# Start of Supplied material
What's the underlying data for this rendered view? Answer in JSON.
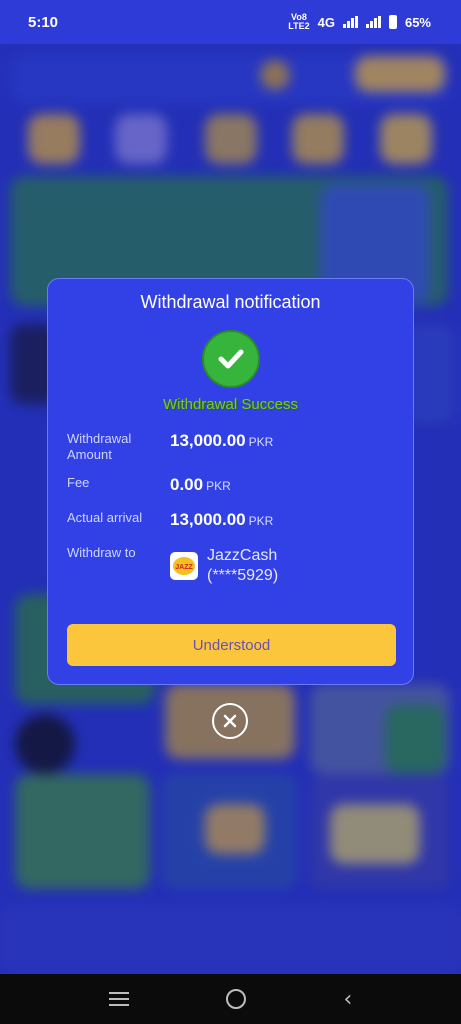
{
  "status_bar": {
    "time": "5:10",
    "network_top": "Vo8",
    "network_bottom": "LTE2",
    "network_type": "4G",
    "battery": "65%"
  },
  "dialog": {
    "title": "Withdrawal notification",
    "status_icon": "check-circle-icon",
    "status_text": "Withdrawal Success",
    "rows": {
      "amount": {
        "label": "Withdrawal Amount",
        "value": "13,000.00",
        "unit": "PKR"
      },
      "fee": {
        "label": "Fee",
        "value": "0.00",
        "unit": "PKR"
      },
      "arrival": {
        "label": "Actual arrival",
        "value": "13,000.00",
        "unit": "PKR"
      },
      "withdraw_to": {
        "label": "Withdraw to",
        "wallet_name": "JazzCash",
        "account": "(****5929)",
        "logo_text": "JAZZ"
      }
    },
    "button_label": "Understood"
  },
  "colors": {
    "dialog_bg": "#3141e6",
    "button_bg": "#fcc63c",
    "success_green": "#37b43b"
  }
}
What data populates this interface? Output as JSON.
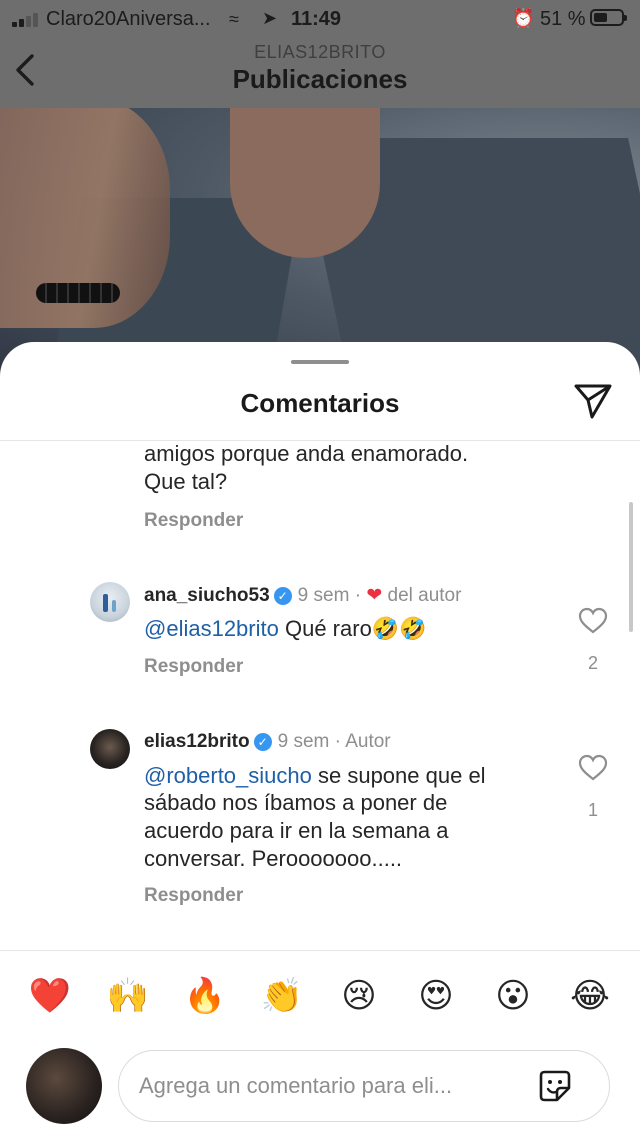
{
  "status": {
    "carrier": "Claro20Aniversa...",
    "time": "11:49",
    "battery_pct": "51 %",
    "battery_level": 0.51
  },
  "header": {
    "username": "ELIAS12BRITO",
    "title": "Publicaciones"
  },
  "sheet": {
    "title": "Comentarios"
  },
  "comments": [
    {
      "text_lines": [
        "amigos porque anda enamorado.",
        "Que tal?"
      ],
      "reply": "Responder"
    },
    {
      "username": "ana_siucho53",
      "time": "9 sem",
      "sep": "·",
      "author_like": "del autor",
      "mention": "@elias12brito",
      "text": "Qué raro",
      "emojis": "🤣🤣",
      "reply": "Responder",
      "likes": "2"
    },
    {
      "username": "elias12brito",
      "time": "9 sem",
      "sep": "·",
      "tag": "Autor",
      "mention": "@roberto_siucho",
      "text_first": " se supone que el",
      "text_lines": [
        "sábado nos íbamos a poner de",
        "acuerdo para ir en la semana a",
        "conversar. Perooooooo....."
      ],
      "reply": "Responder",
      "likes": "1"
    }
  ],
  "emoji_bar": [
    "❤️",
    "🙌",
    "🔥",
    "👏",
    "😢",
    "😍",
    "😮",
    "😂"
  ],
  "composer": {
    "placeholder": "Agrega un comentario para eli..."
  },
  "icons": {
    "back": "chevron-left-icon",
    "send": "paper-plane-icon",
    "like": "heart-outline-icon",
    "sticker": "sticker-icon"
  }
}
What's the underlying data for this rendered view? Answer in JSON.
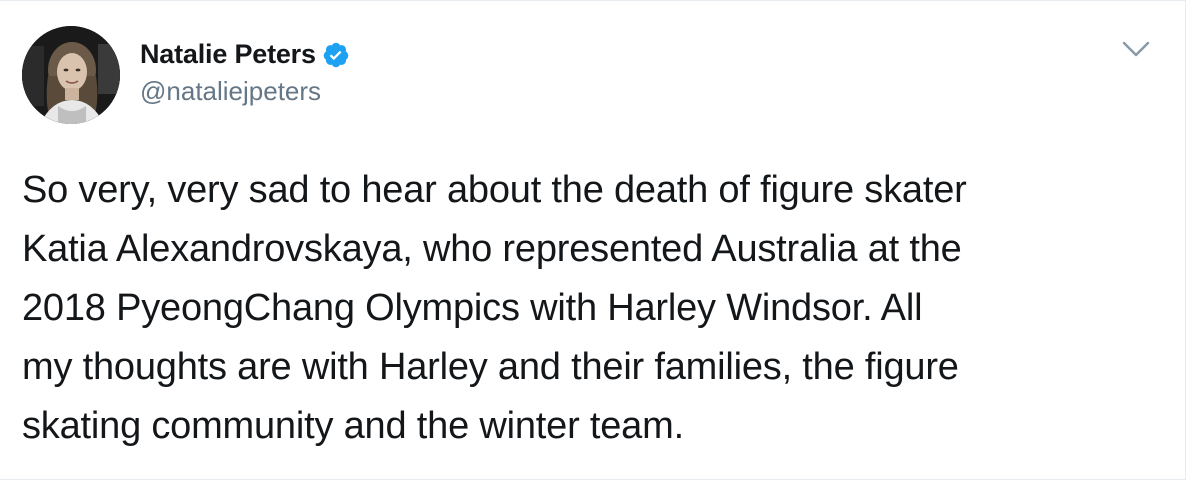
{
  "tweet": {
    "author": {
      "display_name": "Natalie Peters",
      "handle": "@nataliejpeters",
      "verified": true
    },
    "text": "So very, very sad to hear about the death of figure skater\nKatia Alexandrovskaya, who represented Australia at the\n2018 PyeongChang Olympics with Harley Windsor. All\nmy thoughts are with Harley and their families, the figure\nskating community and the winter team."
  },
  "colors": {
    "verified_blue": "#1da1f2",
    "handle_gray": "#657786",
    "text_dark": "#14171a",
    "chevron_gray": "#8899a6"
  },
  "icons": {
    "verified": "verified-badge-icon",
    "menu": "chevron-down-icon"
  }
}
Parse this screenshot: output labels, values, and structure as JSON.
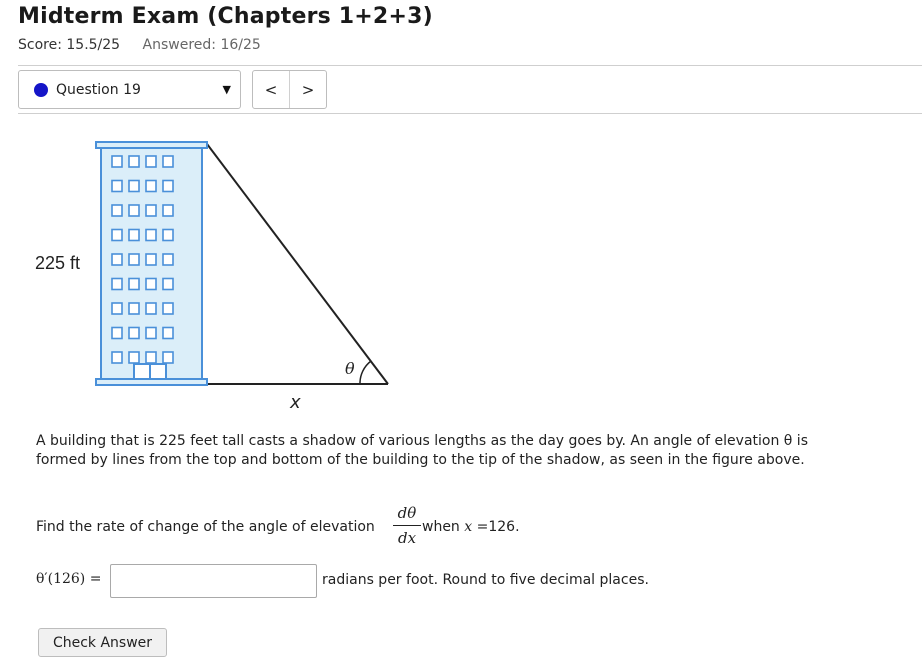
{
  "header": {
    "title": "Midterm Exam (Chapters 1+2+3)",
    "score": "Score: 15.5/25",
    "answered": "Answered: 16/25"
  },
  "navigation": {
    "question_label": "Question 19",
    "caret": "▼",
    "prev": "<",
    "next": ">"
  },
  "figure": {
    "height_label": "225 ft",
    "angle_label": "θ",
    "shadow_label": "x",
    "building_color": "#4a90d9",
    "building_fill": "#dbeef9"
  },
  "problem": {
    "text": "A building that is 225 feet tall casts a shadow of various lengths as the day goes by. An angle of elevation θ is formed by lines from the top and bottom of the building to the tip of the shadow, as seen in the figure above.",
    "find_text": "Find the rate of change of the angle of elevation",
    "frac_num": "dθ",
    "frac_den": "dx",
    "when_text": "when",
    "var_x": "x",
    "x_value": "=126.",
    "answer_label": "θ′(126) =",
    "answer_value": "",
    "units": "radians per foot. Round to five decimal places."
  },
  "actions": {
    "check_answer": "Check Answer"
  }
}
# End of Supplied material
Exercise prompt: Show, from the listing above, each line that contains the word "Withdrawal".

Exercise answer:
    "title": "Withdrawal notification",
    "status_text": "Withdrawal Success",
        "label": "Withdrawal Amount",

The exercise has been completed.